(Extracted records)
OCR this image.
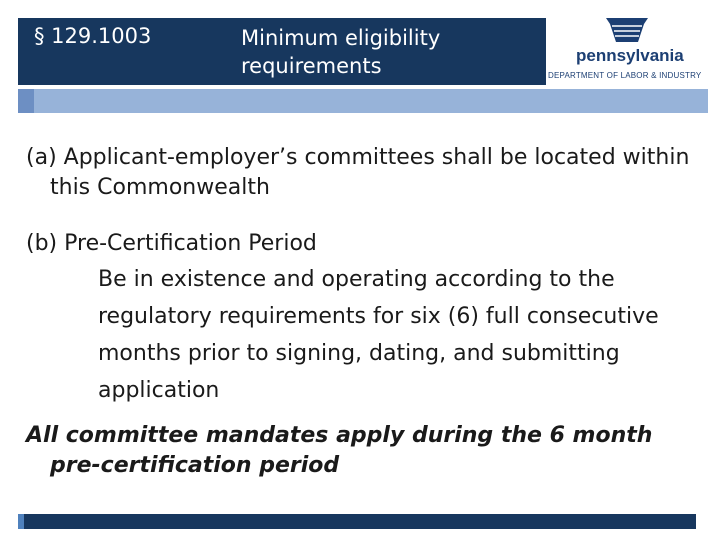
§ 129.1003	Minimum eligibility requirements	pennsylvania
DEPARTMENT OF LABOR & INDUSTRY

(a) Applicant-employer’s committees shall be located within this Commonwealth

(b) Pre-Certification Period
Be in existence and operating according to the regulatory requirements for six (6) full consecutive months prior to signing, dating, and submitting application

All committee mandates apply during the 6 month pre-certification period
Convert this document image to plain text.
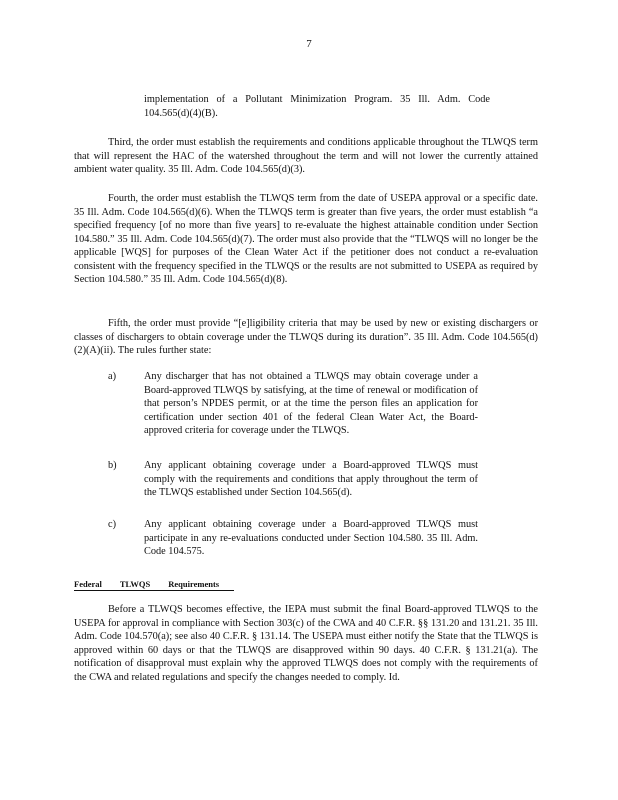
7

implementation of a Pollutant Minimization Program. 35 Ill. Adm. Code 104.565(d)(4)(B).

Third, the order must establish the requirements and conditions applicable throughout the TLWQS term that will represent the HAC of the watershed throughout the term and will not lower the currently attained ambient water quality. 35 Ill. Adm. Code 104.565(d)(3).

Fourth, the order must establish the TLWQS term from the date of USEPA approval or a specific date. 35 Ill. Adm. Code 104.565(d)(6). When the TLWQS term is greater than five years, the order must establish “a specified frequency [of no more than five years] to re-evaluate the highest attainable condition under Section 104.580.” 35 Ill. Adm. Code 104.565(d)(7). The order must also provide that the “TLWQS will no longer be the applicable [WQS] for purposes of the Clean Water Act if the petitioner does not conduct a re-evaluation consistent with the frequency specified in the TLWQS or the results are not submitted to USEPA as required by Section 104.580.” 35 Ill. Adm. Code 104.565(d)(8).

Fifth, the order must provide “[e]ligibility criteria that may be used by new or existing dischargers or classes of dischargers to obtain coverage under the TLWQS during its duration”. 35 Ill. Adm. Code 104.565(d)(2)(A)(ii). The rules further state:

a)	Any discharger that has not obtained a TLWQS may obtain coverage under a Board-approved TLWQS by satisfying, at the time of renewal or modification of that person’s NPDES permit, or at the time the person files an application for certification under section 401 of the federal Clean Water Act, the Board-approved criteria for coverage under the TLWQS.
b)	Any applicant obtaining coverage under a Board-approved TLWQS must comply with the requirements and conditions that apply throughout the term of the TLWQS established under Section 104.565(d).
c)	Any applicant obtaining coverage under a Board-approved TLWQS must participate in any re-evaluations conducted under Section 104.580. 35 Ill. Adm. Code 104.575.
Federal TLWQS Requirements

Before a TLWQS becomes effective, the IEPA must submit the final Board-approved TLWQS to the USEPA for approval in compliance with Section 303(c) of the CWA and 40 C.F.R. §§ 131.20 and 131.21. 35 Ill. Adm. Code 104.570(a); see also 40 C.F.R. § 131.14. The USEPA must either notify the State that the TLWQS is approved within 60 days or that the TLWQS are disapproved within 90 days. 40 C.F.R. § 131.21(a). The notification of disapproval must explain why the approved TLWQS does not comply with the requirements of the CWA and related regulations and specify the changes needed to comply. Id.
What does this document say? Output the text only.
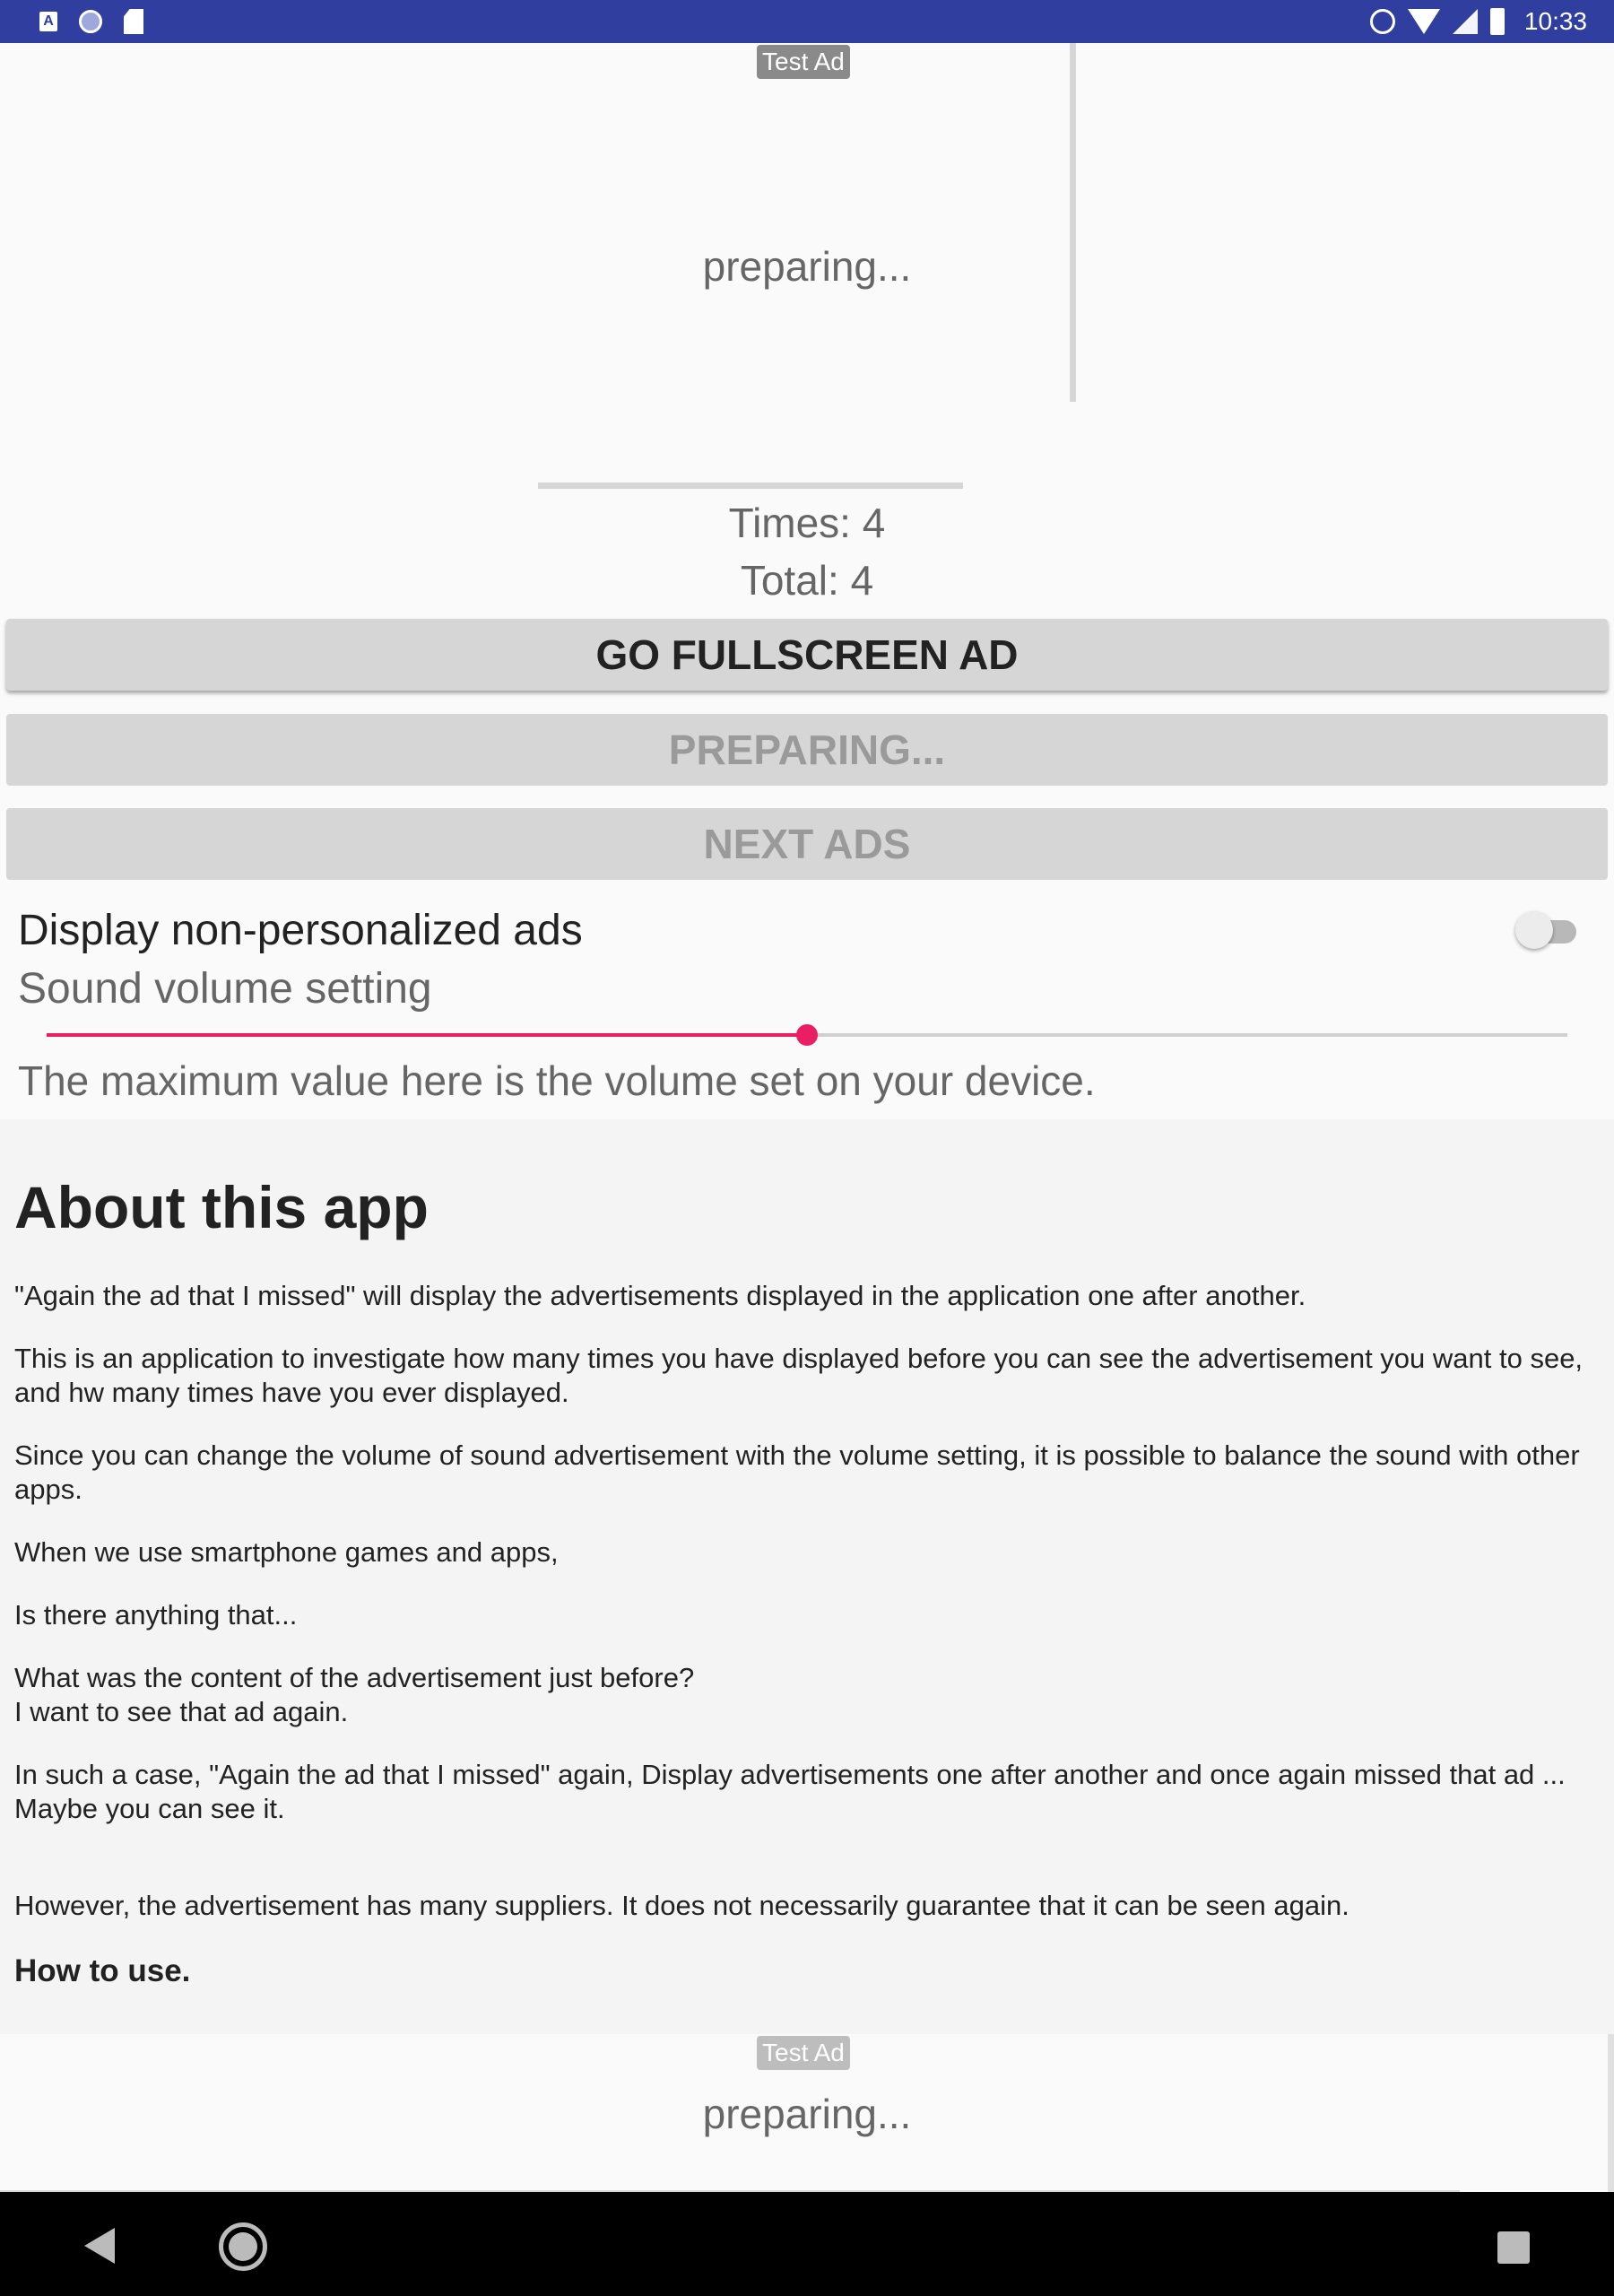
A	10:33
Test Ad
preparing...
Times: 4
Total: 4
GO FULLSCREEN AD
PREPARING...
NEXT ADS
Display non-personalized ads
Sound volume setting
The maximum value here is the volume set on your device.
About this app

"Again the ad that I missed" will display the advertisements displayed in the application one after another.

This is an application to investigate how many times you have displayed before you can see the advertisement you want to see, and hw many times have you ever displayed.

Since you can change the volume of sound advertisement with the volume setting, it is possible to balance the sound with other apps.

When we use smartphone games and apps,

Is there anything that...

What was the content of the advertisement just before?
I want to see that ad again.

In such a case, "Again the ad that I missed" again, Display advertisements one after another and once again missed that ad ...
Maybe you can see it.

However, the advertisement has many suppliers. It does not necessarily guarantee that it can be seen again.

How to use.
Test Ad
preparing...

Directions for this task
Every line of the material is to be quoted exactly, with no pictures carried over.

Reply
OCR this image.
§ 129.1003	Minimum eligibility requirements	pennsylvania
DEPARTMENT OF LABOR & INDUSTRY

(a) Applicant-employer’s committees shall be located within this Commonwealth

(b) Pre-Certification Period
Be in existence and operating according to the regulatory requirements for six (6) full consecutive months prior to signing, dating, and submitting application

All committee mandates apply during the 6 month pre-certification period
Convert this document image to plain text.
7

implementation of a Pollutant Minimization Program. 35 Ill. Adm. Code 104.565(d)(4)(B).

Third, the order must establish the requirements and conditions applicable throughout the TLWQS term that will represent the HAC of the watershed throughout the term and will not lower the currently attained ambient water quality. 35 Ill. Adm. Code 104.565(d)(3).

Fourth, the order must establish the TLWQS term from the date of USEPA approval or a specific date. 35 Ill. Adm. Code 104.565(d)(6). When the TLWQS term is greater than five years, the order must establish “a specified frequency [of no more than five years] to re-evaluate the highest attainable condition under Section 104.580.” 35 Ill. Adm. Code 104.565(d)(7). The order must also provide that the “TLWQS will no longer be the applicable [WQS] for purposes of the Clean Water Act if the petitioner does not conduct a re-evaluation consistent with the frequency specified in the TLWQS or the results are not submitted to USEPA as required by Section 104.580.” 35 Ill. Adm. Code 104.565(d)(8).

Fifth, the order must provide “[e]ligibility criteria that may be used by new or existing dischargers or classes of dischargers to obtain coverage under the TLWQS during its duration”. 35 Ill. Adm. Code 104.565(d)(2)(A)(ii). The rules further state:

a)	Any discharger that has not obtained a TLWQS may obtain coverage under a Board-approved TLWQS by satisfying, at the time of renewal or modification of that person’s NPDES permit, or at the time the person files an application for certification under section 401 of the federal Clean Water Act, the Board-approved criteria for coverage under the TLWQS.
b)	Any applicant obtaining coverage under a Board-approved TLWQS must comply with the requirements and conditions that apply throughout the term of the TLWQS established under Section 104.565(d).
c)	Any applicant obtaining coverage under a Board-approved TLWQS must participate in any re-evaluations conducted under Section 104.580. 35 Ill. Adm. Code 104.575.
Federal TLWQS Requirements

Before a TLWQS becomes effective, the IEPA must submit the final Board-approved TLWQS to the USEPA for approval in compliance with Section 303(c) of the CWA and 40 C.F.R. §§ 131.20 and 131.21. 35 Ill. Adm. Code 104.570(a); see also 40 C.F.R. § 131.14. The USEPA must either notify the State that the TLWQS is approved within 60 days or that the TLWQS are disapproved within 90 days. 40 C.F.R. § 131.21(a). The notification of disapproval must explain why the approved TLWQS does not comply with the requirements of the CWA and related regulations and specify the changes needed to comply. Id.
What does this document say? Output the text only.
A	10:33
Test Ad
preparing...
Times: 4
Total: 4
GO FULLSCREEN AD
PREPARING...
NEXT ADS
Display non-personalized ads
Sound volume setting
The maximum value here is the volume set on your device.
About this app

"Again the ad that I missed" will display the advertisements displayed in the application one after another.

This is an application to investigate how many times you have displayed before you can see the advertisement you want to see, and hw many times have you ever displayed.

Since you can change the volume of sound advertisement with the volume setting, it is possible to balance the sound with other apps.

When we use smartphone games and apps,

Is there anything that...

What was the content of the advertisement just before?
I want to see that ad again.

In such a case, "Again the ad that I missed" again, Display advertisements one after another and once again missed that ad ...
Maybe you can see it.

However, the advertisement has many suppliers. It does not necessarily guarantee that it can be seen again.

How to use.
Test Ad
preparing...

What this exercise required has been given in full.